Set exercise -
Filter these entries, keeping only lines that hold the word "page".

Record extracts -
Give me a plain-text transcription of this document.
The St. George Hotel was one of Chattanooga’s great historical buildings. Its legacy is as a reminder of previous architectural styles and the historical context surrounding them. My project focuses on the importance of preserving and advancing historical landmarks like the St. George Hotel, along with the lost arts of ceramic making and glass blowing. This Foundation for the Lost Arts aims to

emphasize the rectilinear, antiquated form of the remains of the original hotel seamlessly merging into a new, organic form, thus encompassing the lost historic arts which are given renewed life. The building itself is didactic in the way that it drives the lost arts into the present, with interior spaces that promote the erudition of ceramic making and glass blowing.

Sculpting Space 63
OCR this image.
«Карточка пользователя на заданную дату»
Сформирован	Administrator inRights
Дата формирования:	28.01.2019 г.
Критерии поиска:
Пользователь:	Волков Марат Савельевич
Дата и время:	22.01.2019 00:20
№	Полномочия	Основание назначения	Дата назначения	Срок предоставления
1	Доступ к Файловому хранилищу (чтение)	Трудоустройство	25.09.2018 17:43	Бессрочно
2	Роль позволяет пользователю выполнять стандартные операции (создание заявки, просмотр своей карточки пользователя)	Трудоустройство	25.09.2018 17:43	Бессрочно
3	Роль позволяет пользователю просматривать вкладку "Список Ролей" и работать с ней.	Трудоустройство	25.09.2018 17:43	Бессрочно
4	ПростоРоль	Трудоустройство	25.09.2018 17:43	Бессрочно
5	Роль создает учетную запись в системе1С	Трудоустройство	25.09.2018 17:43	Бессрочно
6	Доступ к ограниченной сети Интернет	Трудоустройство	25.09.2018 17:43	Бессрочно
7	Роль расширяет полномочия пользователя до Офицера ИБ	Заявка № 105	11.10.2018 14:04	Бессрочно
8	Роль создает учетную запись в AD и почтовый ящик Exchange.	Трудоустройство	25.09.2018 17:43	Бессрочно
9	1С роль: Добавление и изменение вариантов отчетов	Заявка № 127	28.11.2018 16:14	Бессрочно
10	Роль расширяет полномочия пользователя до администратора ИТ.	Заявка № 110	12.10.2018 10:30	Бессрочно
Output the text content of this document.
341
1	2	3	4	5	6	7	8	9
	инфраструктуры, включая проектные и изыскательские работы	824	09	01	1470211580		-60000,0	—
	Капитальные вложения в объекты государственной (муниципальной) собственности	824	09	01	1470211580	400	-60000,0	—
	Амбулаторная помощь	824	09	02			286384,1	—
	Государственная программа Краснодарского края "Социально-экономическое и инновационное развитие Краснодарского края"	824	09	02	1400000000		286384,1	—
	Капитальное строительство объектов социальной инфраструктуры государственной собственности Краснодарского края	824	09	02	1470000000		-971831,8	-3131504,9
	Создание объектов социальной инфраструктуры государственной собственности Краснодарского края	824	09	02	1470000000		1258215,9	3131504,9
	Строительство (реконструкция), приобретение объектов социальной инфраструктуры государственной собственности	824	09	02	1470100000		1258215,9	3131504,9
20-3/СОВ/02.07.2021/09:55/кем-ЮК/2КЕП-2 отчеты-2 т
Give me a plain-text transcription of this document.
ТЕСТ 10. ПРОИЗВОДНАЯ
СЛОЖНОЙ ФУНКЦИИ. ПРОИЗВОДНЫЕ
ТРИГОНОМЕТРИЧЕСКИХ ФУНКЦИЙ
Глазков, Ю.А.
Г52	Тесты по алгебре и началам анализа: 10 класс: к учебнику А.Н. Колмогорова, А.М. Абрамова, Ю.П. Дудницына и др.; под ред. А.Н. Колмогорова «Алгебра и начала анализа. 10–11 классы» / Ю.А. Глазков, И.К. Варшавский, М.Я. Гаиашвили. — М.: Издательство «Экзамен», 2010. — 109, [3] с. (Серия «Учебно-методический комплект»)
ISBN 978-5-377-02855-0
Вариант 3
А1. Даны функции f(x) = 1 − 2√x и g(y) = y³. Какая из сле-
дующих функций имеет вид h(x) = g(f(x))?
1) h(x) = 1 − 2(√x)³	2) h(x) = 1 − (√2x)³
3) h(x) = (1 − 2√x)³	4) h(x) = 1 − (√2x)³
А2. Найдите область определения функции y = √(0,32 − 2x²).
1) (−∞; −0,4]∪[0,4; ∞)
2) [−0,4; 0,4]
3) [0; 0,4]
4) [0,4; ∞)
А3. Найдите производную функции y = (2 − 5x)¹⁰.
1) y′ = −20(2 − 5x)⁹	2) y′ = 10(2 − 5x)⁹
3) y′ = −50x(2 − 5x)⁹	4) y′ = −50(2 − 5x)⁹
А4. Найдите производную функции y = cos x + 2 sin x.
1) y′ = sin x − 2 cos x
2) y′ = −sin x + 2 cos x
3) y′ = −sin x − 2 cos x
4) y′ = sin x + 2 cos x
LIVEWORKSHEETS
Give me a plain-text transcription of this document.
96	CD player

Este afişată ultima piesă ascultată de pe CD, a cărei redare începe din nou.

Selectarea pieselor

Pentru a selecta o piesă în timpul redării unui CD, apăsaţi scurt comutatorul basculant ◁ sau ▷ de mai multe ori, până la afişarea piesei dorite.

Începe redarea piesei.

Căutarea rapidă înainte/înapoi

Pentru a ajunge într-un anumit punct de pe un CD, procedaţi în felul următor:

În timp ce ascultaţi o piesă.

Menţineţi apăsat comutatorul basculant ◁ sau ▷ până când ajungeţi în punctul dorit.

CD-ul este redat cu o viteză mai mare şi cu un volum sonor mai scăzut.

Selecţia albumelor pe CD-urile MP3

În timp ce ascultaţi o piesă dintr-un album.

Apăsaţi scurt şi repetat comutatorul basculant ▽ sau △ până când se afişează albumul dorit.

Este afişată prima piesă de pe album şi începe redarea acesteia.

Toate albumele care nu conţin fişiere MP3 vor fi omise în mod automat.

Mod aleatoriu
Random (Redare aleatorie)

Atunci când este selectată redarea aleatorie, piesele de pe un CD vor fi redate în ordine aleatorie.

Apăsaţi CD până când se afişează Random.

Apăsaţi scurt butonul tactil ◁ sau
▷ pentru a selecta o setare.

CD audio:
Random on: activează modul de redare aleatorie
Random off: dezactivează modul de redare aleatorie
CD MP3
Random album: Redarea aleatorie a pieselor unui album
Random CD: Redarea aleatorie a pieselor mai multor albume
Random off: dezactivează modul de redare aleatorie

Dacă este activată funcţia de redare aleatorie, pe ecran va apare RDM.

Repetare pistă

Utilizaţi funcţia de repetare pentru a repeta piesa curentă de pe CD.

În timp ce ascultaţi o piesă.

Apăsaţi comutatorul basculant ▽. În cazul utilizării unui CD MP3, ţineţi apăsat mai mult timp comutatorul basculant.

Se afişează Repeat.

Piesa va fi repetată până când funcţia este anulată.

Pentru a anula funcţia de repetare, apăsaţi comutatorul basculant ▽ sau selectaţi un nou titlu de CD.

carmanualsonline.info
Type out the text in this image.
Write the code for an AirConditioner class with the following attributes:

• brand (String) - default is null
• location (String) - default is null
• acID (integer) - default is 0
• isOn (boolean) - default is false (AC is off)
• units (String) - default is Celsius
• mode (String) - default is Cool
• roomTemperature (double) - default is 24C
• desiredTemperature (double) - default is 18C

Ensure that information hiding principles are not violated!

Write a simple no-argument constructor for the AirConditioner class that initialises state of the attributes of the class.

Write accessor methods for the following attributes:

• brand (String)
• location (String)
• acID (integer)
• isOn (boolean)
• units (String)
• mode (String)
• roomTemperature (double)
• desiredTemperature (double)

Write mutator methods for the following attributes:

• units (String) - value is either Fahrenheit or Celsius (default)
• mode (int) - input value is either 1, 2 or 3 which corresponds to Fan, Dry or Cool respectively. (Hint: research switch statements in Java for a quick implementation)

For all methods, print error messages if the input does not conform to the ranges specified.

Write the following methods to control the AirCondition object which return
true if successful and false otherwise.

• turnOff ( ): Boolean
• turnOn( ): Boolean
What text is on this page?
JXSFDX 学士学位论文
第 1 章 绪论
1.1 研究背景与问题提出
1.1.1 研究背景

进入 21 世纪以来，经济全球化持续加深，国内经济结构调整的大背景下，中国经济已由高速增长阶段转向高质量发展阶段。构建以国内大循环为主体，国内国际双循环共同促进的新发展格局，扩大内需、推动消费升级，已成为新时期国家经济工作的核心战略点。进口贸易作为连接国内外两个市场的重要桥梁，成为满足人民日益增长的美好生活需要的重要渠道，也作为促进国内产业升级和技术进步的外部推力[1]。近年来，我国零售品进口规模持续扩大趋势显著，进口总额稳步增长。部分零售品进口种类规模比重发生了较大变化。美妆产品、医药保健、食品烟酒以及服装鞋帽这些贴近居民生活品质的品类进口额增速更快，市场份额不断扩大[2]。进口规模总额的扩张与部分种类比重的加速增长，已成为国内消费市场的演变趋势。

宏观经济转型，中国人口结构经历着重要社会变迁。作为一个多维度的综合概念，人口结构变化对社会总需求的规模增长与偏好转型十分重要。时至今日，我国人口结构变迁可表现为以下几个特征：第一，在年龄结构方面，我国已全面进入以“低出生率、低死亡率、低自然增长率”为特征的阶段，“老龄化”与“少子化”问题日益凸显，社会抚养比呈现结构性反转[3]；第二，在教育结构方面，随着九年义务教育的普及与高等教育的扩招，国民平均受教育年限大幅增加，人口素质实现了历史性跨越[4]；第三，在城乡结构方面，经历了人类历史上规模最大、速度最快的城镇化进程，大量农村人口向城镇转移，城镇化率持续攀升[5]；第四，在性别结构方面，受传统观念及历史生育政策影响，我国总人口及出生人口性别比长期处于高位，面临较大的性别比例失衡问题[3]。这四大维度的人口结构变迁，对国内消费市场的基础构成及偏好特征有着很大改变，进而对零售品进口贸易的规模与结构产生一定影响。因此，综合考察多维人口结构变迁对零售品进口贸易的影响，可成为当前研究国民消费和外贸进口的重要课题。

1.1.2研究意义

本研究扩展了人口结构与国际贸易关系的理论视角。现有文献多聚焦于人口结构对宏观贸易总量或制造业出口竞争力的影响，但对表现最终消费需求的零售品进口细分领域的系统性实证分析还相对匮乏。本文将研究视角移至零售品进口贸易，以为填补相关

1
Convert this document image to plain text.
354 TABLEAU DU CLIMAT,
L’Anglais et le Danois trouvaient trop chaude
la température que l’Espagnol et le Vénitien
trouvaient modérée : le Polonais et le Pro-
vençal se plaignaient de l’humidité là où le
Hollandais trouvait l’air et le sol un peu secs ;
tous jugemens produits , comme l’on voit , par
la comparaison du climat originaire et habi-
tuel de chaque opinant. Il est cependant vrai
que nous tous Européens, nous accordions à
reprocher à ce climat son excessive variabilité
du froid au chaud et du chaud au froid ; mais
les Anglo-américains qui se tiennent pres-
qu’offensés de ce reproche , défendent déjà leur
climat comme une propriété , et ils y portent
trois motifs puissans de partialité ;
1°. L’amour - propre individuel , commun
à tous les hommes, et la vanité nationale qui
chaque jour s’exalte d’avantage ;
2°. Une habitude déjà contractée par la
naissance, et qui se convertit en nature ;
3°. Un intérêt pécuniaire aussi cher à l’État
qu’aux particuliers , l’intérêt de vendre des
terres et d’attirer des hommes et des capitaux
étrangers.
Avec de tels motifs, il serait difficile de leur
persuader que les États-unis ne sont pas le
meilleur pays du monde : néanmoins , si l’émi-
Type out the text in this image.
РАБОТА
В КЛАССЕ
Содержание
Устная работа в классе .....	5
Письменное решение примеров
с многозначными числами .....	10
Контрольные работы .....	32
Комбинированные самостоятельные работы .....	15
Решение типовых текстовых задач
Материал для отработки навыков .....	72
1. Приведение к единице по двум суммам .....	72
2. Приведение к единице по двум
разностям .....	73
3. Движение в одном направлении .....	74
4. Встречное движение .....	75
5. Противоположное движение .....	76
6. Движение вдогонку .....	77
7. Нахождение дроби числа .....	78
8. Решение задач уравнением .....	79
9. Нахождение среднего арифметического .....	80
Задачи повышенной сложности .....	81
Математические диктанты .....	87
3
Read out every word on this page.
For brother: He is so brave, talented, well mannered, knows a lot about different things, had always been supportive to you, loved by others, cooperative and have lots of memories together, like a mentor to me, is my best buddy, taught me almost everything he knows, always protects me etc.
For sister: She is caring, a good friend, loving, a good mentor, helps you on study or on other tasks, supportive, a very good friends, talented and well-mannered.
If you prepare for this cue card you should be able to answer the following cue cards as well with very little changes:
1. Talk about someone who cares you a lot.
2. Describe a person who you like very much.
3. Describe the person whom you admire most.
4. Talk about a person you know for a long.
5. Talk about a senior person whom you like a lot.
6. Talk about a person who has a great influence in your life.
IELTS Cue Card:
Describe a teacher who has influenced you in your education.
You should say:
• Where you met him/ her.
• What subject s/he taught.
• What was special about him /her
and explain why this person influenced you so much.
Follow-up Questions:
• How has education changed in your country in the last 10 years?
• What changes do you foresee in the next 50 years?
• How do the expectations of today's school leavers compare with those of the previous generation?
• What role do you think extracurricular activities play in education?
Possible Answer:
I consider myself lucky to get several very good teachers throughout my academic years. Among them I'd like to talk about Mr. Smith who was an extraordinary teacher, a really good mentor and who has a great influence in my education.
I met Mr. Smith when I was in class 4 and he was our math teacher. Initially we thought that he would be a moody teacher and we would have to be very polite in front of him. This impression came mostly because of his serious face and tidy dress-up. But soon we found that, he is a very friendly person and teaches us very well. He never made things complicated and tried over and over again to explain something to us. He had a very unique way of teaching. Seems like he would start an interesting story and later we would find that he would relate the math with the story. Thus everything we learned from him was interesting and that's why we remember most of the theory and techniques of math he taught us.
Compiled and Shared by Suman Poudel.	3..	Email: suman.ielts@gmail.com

Expected output -
What text is on this page?
Read out every word on this page.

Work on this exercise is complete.